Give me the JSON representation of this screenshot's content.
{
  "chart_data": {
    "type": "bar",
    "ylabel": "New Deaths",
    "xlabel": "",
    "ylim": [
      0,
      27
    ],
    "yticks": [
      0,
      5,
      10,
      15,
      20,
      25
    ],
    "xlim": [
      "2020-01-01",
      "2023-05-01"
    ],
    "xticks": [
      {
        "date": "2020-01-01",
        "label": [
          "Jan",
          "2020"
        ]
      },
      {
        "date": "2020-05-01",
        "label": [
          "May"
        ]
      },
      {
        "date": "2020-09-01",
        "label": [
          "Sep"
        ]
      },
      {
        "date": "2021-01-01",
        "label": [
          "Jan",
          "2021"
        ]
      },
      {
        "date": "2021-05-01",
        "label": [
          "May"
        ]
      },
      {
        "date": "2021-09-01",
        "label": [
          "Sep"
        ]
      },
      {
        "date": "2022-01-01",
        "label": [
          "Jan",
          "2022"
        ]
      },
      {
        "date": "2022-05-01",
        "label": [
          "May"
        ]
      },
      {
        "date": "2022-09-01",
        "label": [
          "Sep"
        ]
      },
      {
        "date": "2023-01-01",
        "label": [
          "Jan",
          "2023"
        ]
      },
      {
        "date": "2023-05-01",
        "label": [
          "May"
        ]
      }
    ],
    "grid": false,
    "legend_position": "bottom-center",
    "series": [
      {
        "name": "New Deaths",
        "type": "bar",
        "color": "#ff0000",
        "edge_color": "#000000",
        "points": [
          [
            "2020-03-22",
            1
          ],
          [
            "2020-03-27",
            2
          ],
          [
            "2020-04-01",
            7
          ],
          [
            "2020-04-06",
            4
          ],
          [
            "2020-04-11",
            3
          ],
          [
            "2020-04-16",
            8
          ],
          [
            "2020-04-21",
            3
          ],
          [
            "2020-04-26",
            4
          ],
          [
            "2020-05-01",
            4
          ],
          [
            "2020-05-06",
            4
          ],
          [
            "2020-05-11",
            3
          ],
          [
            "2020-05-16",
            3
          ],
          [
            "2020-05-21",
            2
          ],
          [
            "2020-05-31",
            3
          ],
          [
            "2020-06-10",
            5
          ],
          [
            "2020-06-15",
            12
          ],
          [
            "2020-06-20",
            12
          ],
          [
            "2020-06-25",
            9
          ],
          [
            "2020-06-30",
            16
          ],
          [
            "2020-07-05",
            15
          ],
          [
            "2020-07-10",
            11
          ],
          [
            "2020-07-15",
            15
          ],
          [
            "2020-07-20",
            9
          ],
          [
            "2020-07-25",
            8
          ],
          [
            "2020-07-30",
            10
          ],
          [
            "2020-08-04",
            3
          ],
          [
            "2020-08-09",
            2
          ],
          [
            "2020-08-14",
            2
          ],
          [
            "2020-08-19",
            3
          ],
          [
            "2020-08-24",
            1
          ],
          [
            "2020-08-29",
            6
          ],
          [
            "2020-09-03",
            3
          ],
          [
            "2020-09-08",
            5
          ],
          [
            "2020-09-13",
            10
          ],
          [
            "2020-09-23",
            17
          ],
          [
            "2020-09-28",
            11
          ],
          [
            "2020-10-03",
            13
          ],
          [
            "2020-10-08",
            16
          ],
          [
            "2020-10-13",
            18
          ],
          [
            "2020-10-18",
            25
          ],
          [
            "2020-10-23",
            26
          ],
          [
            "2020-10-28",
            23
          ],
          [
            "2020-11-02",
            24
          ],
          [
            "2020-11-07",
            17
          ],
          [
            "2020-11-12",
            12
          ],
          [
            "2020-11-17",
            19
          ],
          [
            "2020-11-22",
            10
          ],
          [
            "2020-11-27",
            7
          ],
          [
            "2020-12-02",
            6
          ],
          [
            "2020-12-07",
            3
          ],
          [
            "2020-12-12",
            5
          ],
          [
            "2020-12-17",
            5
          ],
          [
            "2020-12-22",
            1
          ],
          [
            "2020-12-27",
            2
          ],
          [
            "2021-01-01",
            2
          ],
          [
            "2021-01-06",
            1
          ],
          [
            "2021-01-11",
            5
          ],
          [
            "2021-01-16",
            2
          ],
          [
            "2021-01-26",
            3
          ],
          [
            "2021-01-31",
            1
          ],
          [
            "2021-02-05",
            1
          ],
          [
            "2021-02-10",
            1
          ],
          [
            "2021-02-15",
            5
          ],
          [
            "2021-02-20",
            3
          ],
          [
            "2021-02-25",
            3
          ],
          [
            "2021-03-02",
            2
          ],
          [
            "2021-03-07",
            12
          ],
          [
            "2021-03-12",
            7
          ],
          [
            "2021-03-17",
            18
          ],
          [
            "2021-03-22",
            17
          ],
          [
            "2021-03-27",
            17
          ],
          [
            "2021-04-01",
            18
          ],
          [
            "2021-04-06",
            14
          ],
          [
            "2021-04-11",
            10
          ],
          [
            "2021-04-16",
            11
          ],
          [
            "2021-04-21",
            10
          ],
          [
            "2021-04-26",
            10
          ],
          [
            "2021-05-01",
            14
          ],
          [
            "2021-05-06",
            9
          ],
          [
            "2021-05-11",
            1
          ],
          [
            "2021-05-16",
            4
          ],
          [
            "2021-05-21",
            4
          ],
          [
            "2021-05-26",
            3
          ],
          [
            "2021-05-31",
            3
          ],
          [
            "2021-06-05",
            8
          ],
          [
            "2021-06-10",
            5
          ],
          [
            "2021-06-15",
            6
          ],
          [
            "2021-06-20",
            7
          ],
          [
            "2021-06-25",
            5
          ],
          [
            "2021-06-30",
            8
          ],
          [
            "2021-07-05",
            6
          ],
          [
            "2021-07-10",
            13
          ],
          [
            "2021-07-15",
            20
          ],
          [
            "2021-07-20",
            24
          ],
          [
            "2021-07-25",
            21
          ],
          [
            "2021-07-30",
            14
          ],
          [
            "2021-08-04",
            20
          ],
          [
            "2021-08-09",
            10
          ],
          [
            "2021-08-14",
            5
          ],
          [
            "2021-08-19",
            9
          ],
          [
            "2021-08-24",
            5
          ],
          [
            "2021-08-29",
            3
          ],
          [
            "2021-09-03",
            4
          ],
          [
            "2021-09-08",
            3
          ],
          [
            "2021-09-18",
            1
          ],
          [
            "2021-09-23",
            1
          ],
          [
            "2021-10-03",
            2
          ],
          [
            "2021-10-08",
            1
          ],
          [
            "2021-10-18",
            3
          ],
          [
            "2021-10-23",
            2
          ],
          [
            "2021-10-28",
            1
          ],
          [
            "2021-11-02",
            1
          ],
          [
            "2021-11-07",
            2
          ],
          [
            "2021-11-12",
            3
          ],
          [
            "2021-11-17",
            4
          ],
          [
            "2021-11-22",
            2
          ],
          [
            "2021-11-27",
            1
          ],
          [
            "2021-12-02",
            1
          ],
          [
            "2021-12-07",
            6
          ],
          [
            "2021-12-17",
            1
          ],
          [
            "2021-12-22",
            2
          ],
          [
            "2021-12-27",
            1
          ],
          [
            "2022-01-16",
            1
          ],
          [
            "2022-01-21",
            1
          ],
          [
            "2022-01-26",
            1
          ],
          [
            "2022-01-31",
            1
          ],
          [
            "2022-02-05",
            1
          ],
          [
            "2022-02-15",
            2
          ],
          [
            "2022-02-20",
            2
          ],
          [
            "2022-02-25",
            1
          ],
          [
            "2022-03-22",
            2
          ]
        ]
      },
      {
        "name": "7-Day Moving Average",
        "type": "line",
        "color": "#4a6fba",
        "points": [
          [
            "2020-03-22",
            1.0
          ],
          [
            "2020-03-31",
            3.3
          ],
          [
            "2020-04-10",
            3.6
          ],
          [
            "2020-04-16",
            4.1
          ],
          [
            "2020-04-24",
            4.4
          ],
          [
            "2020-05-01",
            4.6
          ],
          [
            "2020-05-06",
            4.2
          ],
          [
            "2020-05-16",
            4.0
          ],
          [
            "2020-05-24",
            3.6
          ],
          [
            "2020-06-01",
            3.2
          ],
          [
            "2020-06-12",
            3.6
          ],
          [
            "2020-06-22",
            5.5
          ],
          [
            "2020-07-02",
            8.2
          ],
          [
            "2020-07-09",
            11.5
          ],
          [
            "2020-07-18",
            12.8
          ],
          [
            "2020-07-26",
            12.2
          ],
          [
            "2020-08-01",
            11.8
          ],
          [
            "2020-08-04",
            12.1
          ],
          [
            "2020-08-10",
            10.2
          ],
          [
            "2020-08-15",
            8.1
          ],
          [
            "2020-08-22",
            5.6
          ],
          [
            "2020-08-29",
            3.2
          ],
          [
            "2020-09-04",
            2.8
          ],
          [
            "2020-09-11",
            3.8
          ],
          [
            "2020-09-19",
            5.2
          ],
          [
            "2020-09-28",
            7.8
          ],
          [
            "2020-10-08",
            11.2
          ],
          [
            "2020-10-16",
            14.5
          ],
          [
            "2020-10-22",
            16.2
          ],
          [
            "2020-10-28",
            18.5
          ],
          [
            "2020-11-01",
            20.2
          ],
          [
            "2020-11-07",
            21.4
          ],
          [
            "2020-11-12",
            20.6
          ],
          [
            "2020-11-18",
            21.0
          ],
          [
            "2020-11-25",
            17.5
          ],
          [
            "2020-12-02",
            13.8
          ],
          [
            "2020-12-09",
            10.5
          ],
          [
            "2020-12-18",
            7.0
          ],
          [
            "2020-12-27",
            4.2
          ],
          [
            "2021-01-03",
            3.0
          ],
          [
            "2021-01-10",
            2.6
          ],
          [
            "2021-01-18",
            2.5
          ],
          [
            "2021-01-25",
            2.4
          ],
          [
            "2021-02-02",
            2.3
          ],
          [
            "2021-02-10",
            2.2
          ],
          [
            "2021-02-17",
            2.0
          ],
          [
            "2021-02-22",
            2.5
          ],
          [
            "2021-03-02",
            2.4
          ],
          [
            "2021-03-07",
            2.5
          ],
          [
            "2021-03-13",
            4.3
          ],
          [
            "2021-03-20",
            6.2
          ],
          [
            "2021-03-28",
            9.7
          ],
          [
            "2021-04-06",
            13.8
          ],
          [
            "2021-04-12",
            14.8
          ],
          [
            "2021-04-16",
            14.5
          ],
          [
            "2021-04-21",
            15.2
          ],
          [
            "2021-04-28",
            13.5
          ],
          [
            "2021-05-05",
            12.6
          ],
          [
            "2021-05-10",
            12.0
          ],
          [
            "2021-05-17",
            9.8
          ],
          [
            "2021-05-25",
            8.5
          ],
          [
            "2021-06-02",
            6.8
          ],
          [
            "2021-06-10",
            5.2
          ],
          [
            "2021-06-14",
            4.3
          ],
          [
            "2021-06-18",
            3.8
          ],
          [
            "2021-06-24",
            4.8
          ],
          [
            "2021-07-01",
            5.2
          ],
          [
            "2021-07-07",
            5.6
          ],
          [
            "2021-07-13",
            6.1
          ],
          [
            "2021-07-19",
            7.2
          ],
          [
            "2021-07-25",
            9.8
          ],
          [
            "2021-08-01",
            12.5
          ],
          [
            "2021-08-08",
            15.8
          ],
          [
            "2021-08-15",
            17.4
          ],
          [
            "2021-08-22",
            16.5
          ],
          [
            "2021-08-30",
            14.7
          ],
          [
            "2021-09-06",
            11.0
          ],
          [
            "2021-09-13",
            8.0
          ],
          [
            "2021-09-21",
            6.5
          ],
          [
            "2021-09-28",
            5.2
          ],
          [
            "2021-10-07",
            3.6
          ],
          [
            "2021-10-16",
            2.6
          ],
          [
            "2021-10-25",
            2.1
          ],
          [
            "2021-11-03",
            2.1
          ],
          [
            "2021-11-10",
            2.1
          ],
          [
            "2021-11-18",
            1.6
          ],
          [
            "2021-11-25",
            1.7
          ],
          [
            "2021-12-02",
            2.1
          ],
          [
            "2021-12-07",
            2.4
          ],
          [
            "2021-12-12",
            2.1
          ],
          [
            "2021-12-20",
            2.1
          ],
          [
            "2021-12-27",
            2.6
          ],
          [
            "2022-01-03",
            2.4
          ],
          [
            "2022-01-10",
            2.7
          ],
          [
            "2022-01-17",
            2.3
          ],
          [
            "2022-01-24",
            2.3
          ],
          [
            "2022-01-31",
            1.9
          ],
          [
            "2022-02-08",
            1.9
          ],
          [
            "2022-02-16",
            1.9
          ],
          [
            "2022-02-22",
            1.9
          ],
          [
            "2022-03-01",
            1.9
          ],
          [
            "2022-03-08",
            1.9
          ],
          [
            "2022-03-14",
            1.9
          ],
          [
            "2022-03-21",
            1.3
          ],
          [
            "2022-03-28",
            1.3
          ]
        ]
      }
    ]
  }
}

*****

• **Stated problem**: How many of the lines above contain the string "name"? Give the number only.

• **The reply**: 2